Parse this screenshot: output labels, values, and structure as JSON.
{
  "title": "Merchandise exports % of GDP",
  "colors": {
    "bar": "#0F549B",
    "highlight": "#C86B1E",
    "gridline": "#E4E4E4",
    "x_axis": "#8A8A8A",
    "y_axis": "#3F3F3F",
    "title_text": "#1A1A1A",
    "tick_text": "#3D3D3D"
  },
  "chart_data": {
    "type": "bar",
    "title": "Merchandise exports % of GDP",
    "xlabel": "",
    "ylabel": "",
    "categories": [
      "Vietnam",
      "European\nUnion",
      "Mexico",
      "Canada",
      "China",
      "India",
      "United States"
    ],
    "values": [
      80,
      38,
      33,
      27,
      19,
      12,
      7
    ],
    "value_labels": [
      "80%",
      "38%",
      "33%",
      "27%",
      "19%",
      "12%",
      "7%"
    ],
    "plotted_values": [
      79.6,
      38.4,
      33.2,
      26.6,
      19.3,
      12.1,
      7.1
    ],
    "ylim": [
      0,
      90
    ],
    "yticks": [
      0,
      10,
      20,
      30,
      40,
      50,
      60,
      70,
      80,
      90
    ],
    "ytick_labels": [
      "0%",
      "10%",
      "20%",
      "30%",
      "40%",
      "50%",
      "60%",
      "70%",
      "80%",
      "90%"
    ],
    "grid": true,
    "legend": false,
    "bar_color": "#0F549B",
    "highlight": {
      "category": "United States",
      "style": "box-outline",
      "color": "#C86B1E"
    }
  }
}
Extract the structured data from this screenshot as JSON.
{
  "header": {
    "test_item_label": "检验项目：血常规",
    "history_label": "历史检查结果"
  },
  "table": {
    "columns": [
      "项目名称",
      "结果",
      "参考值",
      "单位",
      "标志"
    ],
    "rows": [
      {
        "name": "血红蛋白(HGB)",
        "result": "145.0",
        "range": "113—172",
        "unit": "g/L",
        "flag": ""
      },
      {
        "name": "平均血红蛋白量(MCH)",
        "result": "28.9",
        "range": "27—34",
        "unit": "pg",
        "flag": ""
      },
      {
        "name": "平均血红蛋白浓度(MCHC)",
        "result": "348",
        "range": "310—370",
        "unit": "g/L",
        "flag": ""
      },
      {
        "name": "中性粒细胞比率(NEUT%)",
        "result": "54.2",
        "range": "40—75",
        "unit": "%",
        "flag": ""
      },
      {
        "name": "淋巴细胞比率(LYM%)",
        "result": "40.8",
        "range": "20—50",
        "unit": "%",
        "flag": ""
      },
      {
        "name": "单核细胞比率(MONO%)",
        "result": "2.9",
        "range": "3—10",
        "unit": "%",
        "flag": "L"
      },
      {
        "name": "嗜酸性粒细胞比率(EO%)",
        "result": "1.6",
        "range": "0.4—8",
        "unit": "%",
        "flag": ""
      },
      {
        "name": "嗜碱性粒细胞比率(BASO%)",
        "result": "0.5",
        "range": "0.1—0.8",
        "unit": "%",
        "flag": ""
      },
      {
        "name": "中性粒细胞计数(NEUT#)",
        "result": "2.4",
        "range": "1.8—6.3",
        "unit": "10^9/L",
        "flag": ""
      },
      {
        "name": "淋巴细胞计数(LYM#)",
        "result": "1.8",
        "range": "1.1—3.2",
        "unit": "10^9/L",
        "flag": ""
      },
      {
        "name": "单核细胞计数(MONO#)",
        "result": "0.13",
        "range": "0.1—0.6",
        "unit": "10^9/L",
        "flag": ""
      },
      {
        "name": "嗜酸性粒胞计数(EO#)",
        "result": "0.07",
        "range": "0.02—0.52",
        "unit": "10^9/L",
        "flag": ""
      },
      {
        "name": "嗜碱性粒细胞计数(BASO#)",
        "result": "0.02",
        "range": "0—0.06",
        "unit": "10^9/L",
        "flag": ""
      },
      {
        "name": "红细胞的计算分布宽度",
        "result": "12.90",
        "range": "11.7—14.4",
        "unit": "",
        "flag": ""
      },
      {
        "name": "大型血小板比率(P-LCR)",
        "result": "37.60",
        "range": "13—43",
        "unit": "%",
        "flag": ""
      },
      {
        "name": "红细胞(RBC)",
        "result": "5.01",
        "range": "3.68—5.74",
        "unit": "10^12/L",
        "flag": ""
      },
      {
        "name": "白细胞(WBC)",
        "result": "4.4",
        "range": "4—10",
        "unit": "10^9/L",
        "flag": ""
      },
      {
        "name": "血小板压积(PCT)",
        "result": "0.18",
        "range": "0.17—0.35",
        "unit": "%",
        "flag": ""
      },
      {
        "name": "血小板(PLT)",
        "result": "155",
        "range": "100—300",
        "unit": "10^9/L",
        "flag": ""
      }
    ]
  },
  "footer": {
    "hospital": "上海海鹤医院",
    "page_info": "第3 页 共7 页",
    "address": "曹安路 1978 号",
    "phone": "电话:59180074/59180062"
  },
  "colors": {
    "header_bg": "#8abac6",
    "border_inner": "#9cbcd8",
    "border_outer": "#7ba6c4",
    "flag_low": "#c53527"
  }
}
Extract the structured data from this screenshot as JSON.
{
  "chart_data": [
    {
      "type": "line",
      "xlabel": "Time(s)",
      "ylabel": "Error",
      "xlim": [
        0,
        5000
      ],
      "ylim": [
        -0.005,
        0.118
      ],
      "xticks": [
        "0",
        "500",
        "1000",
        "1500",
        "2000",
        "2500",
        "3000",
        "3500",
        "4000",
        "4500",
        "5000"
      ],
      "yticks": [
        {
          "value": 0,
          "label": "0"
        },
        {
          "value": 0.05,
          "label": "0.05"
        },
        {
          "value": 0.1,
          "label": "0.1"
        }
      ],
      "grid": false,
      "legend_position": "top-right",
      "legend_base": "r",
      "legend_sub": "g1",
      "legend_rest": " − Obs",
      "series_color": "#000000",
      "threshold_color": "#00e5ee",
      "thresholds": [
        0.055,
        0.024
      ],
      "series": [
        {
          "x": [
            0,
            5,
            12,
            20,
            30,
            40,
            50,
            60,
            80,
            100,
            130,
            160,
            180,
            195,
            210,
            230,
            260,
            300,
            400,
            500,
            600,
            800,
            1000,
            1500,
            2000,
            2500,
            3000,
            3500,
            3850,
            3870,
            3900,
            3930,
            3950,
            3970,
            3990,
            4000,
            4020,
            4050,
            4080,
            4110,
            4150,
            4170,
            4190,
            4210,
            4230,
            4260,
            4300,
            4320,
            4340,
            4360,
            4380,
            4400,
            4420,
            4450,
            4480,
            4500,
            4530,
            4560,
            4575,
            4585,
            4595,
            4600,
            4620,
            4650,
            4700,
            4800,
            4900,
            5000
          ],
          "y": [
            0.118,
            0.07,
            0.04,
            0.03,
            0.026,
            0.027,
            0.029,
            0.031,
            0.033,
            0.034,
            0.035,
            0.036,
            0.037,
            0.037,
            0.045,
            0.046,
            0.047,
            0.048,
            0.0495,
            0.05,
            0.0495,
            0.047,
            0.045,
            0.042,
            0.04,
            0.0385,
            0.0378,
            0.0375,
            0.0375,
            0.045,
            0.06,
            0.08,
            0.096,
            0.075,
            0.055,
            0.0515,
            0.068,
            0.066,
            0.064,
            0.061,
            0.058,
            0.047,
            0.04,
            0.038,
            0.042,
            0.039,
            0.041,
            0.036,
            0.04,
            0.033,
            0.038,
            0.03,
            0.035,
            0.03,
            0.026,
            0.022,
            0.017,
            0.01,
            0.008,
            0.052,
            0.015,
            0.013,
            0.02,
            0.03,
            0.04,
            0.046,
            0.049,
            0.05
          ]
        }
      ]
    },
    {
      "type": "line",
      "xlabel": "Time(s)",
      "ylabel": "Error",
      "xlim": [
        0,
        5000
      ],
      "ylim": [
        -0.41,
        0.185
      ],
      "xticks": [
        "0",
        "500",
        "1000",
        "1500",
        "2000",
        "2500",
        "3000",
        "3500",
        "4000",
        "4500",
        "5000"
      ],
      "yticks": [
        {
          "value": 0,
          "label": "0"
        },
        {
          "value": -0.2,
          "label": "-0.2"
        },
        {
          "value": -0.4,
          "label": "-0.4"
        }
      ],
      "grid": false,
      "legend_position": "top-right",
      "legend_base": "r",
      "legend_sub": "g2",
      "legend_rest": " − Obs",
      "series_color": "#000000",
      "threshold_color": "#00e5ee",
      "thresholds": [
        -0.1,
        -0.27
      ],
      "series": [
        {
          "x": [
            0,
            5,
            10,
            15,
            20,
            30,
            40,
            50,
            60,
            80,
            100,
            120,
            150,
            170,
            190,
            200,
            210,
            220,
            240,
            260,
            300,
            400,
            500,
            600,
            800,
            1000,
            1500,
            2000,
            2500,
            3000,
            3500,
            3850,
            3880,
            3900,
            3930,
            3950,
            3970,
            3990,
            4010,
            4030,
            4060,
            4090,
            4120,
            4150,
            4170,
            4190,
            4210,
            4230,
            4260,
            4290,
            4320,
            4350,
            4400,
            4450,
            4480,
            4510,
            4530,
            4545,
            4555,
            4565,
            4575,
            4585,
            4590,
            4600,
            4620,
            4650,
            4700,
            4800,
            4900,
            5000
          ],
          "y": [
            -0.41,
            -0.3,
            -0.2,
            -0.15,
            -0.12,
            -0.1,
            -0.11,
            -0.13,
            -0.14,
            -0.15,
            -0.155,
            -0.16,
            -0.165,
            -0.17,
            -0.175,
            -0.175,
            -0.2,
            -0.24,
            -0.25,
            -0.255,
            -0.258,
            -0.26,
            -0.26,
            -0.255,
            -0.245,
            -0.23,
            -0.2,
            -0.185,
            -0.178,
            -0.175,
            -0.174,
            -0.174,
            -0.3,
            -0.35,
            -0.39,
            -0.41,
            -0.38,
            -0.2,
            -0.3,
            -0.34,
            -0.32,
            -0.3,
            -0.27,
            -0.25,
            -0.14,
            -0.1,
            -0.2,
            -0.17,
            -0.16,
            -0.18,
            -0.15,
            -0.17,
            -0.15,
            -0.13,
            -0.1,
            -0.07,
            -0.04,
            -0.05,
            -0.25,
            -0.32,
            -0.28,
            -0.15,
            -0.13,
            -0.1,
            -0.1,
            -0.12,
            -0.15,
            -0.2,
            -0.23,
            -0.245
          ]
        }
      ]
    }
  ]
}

________

§ What you are asked to do
For the string "NEUT", count the lines of the entries above that include it; answer with the number only.

§ Output for this exercise
2